'''
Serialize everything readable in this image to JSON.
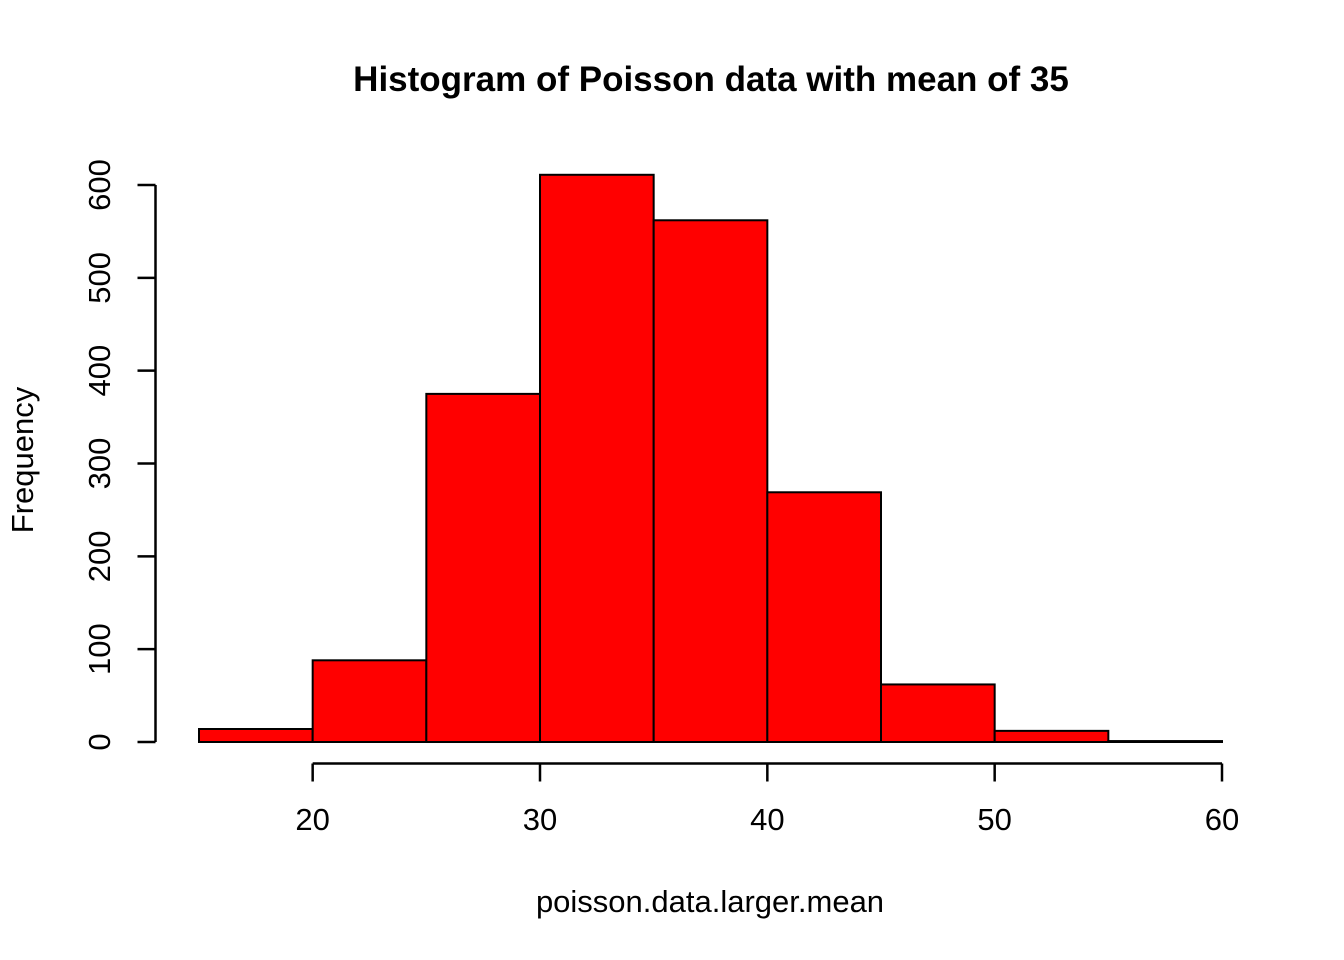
{
  "figure": {
    "background": "#FFFFFF"
  },
  "chart_data": {
    "type": "bar",
    "subtype": "histogram",
    "title": "Histogram of Poisson data with mean of 35",
    "xlabel": "poisson.data.larger.mean",
    "ylabel": "Frequency",
    "bin_edges": [
      15,
      20,
      25,
      30,
      35,
      40,
      45,
      50,
      55,
      60
    ],
    "counts": [
      14,
      88,
      375,
      611,
      562,
      269,
      62,
      12,
      1
    ],
    "x_ticks": [
      20,
      30,
      40,
      50,
      60
    ],
    "y_ticks": [
      0,
      100,
      200,
      300,
      400,
      500,
      600
    ],
    "xlim": [
      15,
      60
    ],
    "ylim": [
      0,
      600
    ],
    "grid": false,
    "legend": null,
    "bar_fill": "#FF0000",
    "bar_stroke": "#000000",
    "axis_color": "#000000",
    "text_color": "#000000"
  }
}
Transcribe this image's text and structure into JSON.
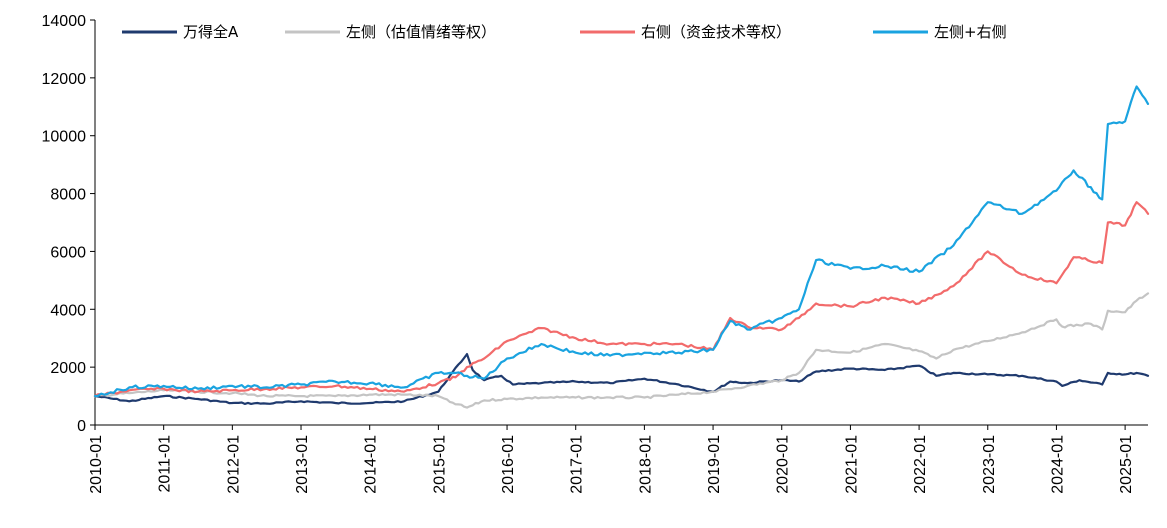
{
  "chart_data": {
    "type": "line",
    "title": "",
    "xlabel": "",
    "ylabel": "",
    "ylim": [
      0,
      14000
    ],
    "yticks": [
      0,
      2000,
      4000,
      6000,
      8000,
      10000,
      12000,
      14000
    ],
    "xticks": [
      "2010-01",
      "2011-01",
      "2012-01",
      "2013-01",
      "2014-01",
      "2015-01",
      "2016-01",
      "2017-01",
      "2018-01",
      "2019-01",
      "2020-01",
      "2021-01",
      "2022-01",
      "2023-01",
      "2024-01",
      "2025-01"
    ],
    "xlim": [
      "2010-01",
      "2025-05"
    ],
    "grid": false,
    "legend_position": "top",
    "series": [
      {
        "name": "万得全A",
        "color": "#1f3a6e",
        "points": [
          [
            "2010-01",
            1000
          ],
          [
            "2010-07",
            820
          ],
          [
            "2011-01",
            1000
          ],
          [
            "2011-07",
            900
          ],
          [
            "2012-01",
            760
          ],
          [
            "2012-07",
            740
          ],
          [
            "2013-01",
            820
          ],
          [
            "2013-07",
            760
          ],
          [
            "2014-01",
            760
          ],
          [
            "2014-07",
            820
          ],
          [
            "2015-01",
            1150
          ],
          [
            "2015-03",
            1700
          ],
          [
            "2015-06",
            2450
          ],
          [
            "2015-07",
            1900
          ],
          [
            "2015-09",
            1550
          ],
          [
            "2015-12",
            1700
          ],
          [
            "2016-02",
            1400
          ],
          [
            "2016-07",
            1450
          ],
          [
            "2017-01",
            1500
          ],
          [
            "2017-07",
            1450
          ],
          [
            "2018-01",
            1600
          ],
          [
            "2018-07",
            1400
          ],
          [
            "2019-01",
            1150
          ],
          [
            "2019-04",
            1500
          ],
          [
            "2019-07",
            1450
          ],
          [
            "2020-01",
            1550
          ],
          [
            "2020-04",
            1500
          ],
          [
            "2020-07",
            1850
          ],
          [
            "2021-01",
            1950
          ],
          [
            "2021-07",
            1900
          ],
          [
            "2022-01",
            2050
          ],
          [
            "2022-04",
            1700
          ],
          [
            "2022-07",
            1800
          ],
          [
            "2023-01",
            1750
          ],
          [
            "2023-07",
            1700
          ],
          [
            "2024-01",
            1500
          ],
          [
            "2024-02",
            1350
          ],
          [
            "2024-05",
            1550
          ],
          [
            "2024-09",
            1400
          ],
          [
            "2024-10",
            1800
          ],
          [
            "2025-01",
            1750
          ],
          [
            "2025-03",
            1800
          ],
          [
            "2025-05",
            1700
          ]
        ]
      },
      {
        "name": "左侧（估值情绪等权）",
        "color": "#c4c4c4",
        "points": [
          [
            "2010-01",
            1000
          ],
          [
            "2010-07",
            1100
          ],
          [
            "2011-01",
            1200
          ],
          [
            "2011-07",
            1150
          ],
          [
            "2012-01",
            1100
          ],
          [
            "2012-07",
            1000
          ],
          [
            "2013-01",
            1000
          ],
          [
            "2013-07",
            1000
          ],
          [
            "2014-01",
            1050
          ],
          [
            "2014-07",
            1050
          ],
          [
            "2015-01",
            1000
          ],
          [
            "2015-03",
            800
          ],
          [
            "2015-06",
            600
          ],
          [
            "2015-09",
            850
          ],
          [
            "2016-01",
            900
          ],
          [
            "2016-07",
            950
          ],
          [
            "2017-01",
            950
          ],
          [
            "2017-07",
            950
          ],
          [
            "2018-01",
            950
          ],
          [
            "2018-07",
            1050
          ],
          [
            "2019-01",
            1150
          ],
          [
            "2019-07",
            1350
          ],
          [
            "2020-01",
            1550
          ],
          [
            "2020-04",
            1800
          ],
          [
            "2020-07",
            2600
          ],
          [
            "2021-01",
            2500
          ],
          [
            "2021-07",
            2800
          ],
          [
            "2022-01",
            2550
          ],
          [
            "2022-04",
            2300
          ],
          [
            "2022-07",
            2600
          ],
          [
            "2023-01",
            2900
          ],
          [
            "2023-07",
            3200
          ],
          [
            "2024-01",
            3650
          ],
          [
            "2024-02",
            3400
          ],
          [
            "2024-07",
            3500
          ],
          [
            "2024-09",
            3300
          ],
          [
            "2024-10",
            3950
          ],
          [
            "2025-01",
            3900
          ],
          [
            "2025-03",
            4300
          ],
          [
            "2025-05",
            4550
          ]
        ]
      },
      {
        "name": "右侧（资金技术等权）",
        "color": "#f26b6b",
        "points": [
          [
            "2010-01",
            1000
          ],
          [
            "2010-07",
            1200
          ],
          [
            "2011-01",
            1250
          ],
          [
            "2011-07",
            1150
          ],
          [
            "2012-01",
            1200
          ],
          [
            "2012-07",
            1250
          ],
          [
            "2013-01",
            1300
          ],
          [
            "2013-07",
            1350
          ],
          [
            "2014-01",
            1250
          ],
          [
            "2014-07",
            1150
          ],
          [
            "2015-01",
            1450
          ],
          [
            "2015-04",
            1650
          ],
          [
            "2015-06",
            2000
          ],
          [
            "2015-09",
            2300
          ],
          [
            "2016-01",
            2900
          ],
          [
            "2016-07",
            3350
          ],
          [
            "2017-01",
            3000
          ],
          [
            "2017-07",
            2800
          ],
          [
            "2018-01",
            2800
          ],
          [
            "2018-07",
            2800
          ],
          [
            "2019-01",
            2600
          ],
          [
            "2019-04",
            3700
          ],
          [
            "2019-07",
            3400
          ],
          [
            "2020-01",
            3300
          ],
          [
            "2020-04",
            3700
          ],
          [
            "2020-07",
            4200
          ],
          [
            "2021-01",
            4100
          ],
          [
            "2021-07",
            4400
          ],
          [
            "2022-01",
            4200
          ],
          [
            "2022-07",
            4800
          ],
          [
            "2023-01",
            6000
          ],
          [
            "2023-07",
            5200
          ],
          [
            "2024-01",
            4900
          ],
          [
            "2024-04",
            5800
          ],
          [
            "2024-09",
            5600
          ],
          [
            "2024-10",
            7000
          ],
          [
            "2025-01",
            6900
          ],
          [
            "2025-03",
            7700
          ],
          [
            "2025-05",
            7300
          ]
        ]
      },
      {
        "name": "左侧+右侧",
        "color": "#1aa3e0",
        "points": [
          [
            "2010-01",
            1000
          ],
          [
            "2010-07",
            1300
          ],
          [
            "2011-01",
            1350
          ],
          [
            "2011-07",
            1250
          ],
          [
            "2012-01",
            1350
          ],
          [
            "2012-07",
            1300
          ],
          [
            "2013-01",
            1400
          ],
          [
            "2013-07",
            1500
          ],
          [
            "2014-01",
            1450
          ],
          [
            "2014-07",
            1300
          ],
          [
            "2015-01",
            1800
          ],
          [
            "2015-04",
            1800
          ],
          [
            "2015-06",
            1700
          ],
          [
            "2015-09",
            1600
          ],
          [
            "2016-01",
            2300
          ],
          [
            "2016-07",
            2800
          ],
          [
            "2017-01",
            2500
          ],
          [
            "2017-07",
            2400
          ],
          [
            "2018-01",
            2500
          ],
          [
            "2018-07",
            2500
          ],
          [
            "2019-01",
            2600
          ],
          [
            "2019-04",
            3600
          ],
          [
            "2019-07",
            3300
          ],
          [
            "2020-01",
            3700
          ],
          [
            "2020-04",
            4000
          ],
          [
            "2020-07",
            5700
          ],
          [
            "2021-01",
            5400
          ],
          [
            "2021-07",
            5500
          ],
          [
            "2022-01",
            5300
          ],
          [
            "2022-07",
            6200
          ],
          [
            "2023-01",
            7700
          ],
          [
            "2023-07",
            7300
          ],
          [
            "2024-01",
            8100
          ],
          [
            "2024-04",
            8800
          ],
          [
            "2024-09",
            7800
          ],
          [
            "2024-10",
            10400
          ],
          [
            "2025-01",
            10500
          ],
          [
            "2025-03",
            11700
          ],
          [
            "2025-05",
            11100
          ]
        ]
      }
    ]
  }
}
'''
#### [The problem]
Using the entries above, state how many lines include the word "this", with no other words.

#### [Exercise answer]
2